- _EXERCISE_:
All of the lines below are to be transcribed faithfully, with pictures excluded from the copy.

Records:
******

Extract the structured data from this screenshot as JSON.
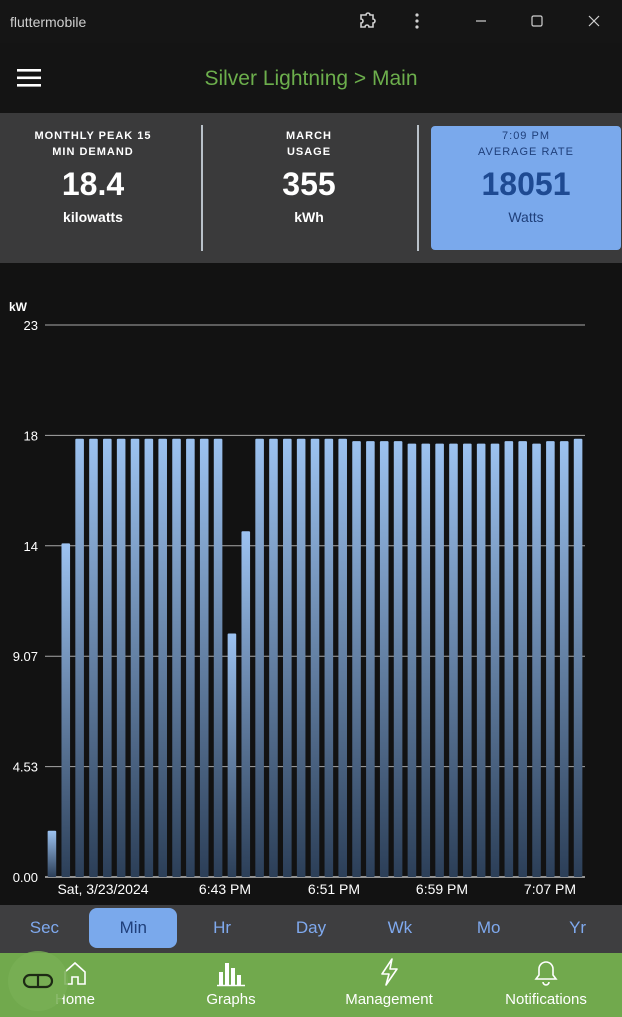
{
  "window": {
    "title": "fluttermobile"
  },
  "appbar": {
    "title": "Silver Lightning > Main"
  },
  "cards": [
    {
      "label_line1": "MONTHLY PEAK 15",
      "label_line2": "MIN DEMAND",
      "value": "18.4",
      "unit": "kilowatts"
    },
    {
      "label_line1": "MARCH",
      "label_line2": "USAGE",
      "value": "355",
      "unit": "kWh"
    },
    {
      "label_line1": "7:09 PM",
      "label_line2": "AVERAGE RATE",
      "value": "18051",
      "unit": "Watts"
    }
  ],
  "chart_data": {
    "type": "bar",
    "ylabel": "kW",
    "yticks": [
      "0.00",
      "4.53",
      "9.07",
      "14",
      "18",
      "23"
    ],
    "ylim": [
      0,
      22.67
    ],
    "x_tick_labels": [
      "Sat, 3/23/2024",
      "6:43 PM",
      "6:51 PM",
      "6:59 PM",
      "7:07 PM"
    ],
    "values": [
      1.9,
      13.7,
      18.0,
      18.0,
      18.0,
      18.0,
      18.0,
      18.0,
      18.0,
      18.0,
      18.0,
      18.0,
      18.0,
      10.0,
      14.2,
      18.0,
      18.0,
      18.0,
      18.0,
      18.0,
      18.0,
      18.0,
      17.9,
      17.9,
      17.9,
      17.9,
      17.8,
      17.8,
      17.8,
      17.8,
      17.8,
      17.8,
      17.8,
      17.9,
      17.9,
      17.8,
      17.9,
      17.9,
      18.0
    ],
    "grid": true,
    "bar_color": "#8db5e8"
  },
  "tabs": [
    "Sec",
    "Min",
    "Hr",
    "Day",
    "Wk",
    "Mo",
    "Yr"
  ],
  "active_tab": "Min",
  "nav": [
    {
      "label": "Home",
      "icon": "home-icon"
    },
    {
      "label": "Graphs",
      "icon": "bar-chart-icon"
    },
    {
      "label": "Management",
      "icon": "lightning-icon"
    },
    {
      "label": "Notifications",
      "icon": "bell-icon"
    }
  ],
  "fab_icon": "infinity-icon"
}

******

- _TASK RESPONSE_:
Extract the structured data from this screenshot as JSON.
{
  "window": {
    "title": "fluttermobile"
  },
  "appbar": {
    "title": "Silver Lightning > Main"
  },
  "cards": [
    {
      "label_line1": "MONTHLY PEAK 15",
      "label_line2": "MIN DEMAND",
      "value": "18.4",
      "unit": "kilowatts"
    },
    {
      "label_line1": "MARCH",
      "label_line2": "USAGE",
      "value": "355",
      "unit": "kWh"
    },
    {
      "label_line1": "7:09 PM",
      "label_line2": "AVERAGE RATE",
      "value": "18051",
      "unit": "Watts"
    }
  ],
  "chart_data": {
    "type": "bar",
    "ylabel": "kW",
    "yticks": [
      "0.00",
      "4.53",
      "9.07",
      "14",
      "18",
      "23"
    ],
    "ylim": [
      0,
      22.67
    ],
    "x_tick_labels": [
      "Sat, 3/23/2024",
      "6:43 PM",
      "6:51 PM",
      "6:59 PM",
      "7:07 PM"
    ],
    "values": [
      1.9,
      13.7,
      18.0,
      18.0,
      18.0,
      18.0,
      18.0,
      18.0,
      18.0,
      18.0,
      18.0,
      18.0,
      18.0,
      10.0,
      14.2,
      18.0,
      18.0,
      18.0,
      18.0,
      18.0,
      18.0,
      18.0,
      17.9,
      17.9,
      17.9,
      17.9,
      17.8,
      17.8,
      17.8,
      17.8,
      17.8,
      17.8,
      17.8,
      17.9,
      17.9,
      17.8,
      17.9,
      17.9,
      18.0
    ],
    "grid": true,
    "bar_color": "#8db5e8"
  },
  "tabs": [
    "Sec",
    "Min",
    "Hr",
    "Day",
    "Wk",
    "Mo",
    "Yr"
  ],
  "active_tab": "Min",
  "nav": [
    {
      "label": "Home",
      "icon": "home-icon"
    },
    {
      "label": "Graphs",
      "icon": "bar-chart-icon"
    },
    {
      "label": "Management",
      "icon": "lightning-icon"
    },
    {
      "label": "Notifications",
      "icon": "bell-icon"
    }
  ],
  "fab_icon": "infinity-icon"
}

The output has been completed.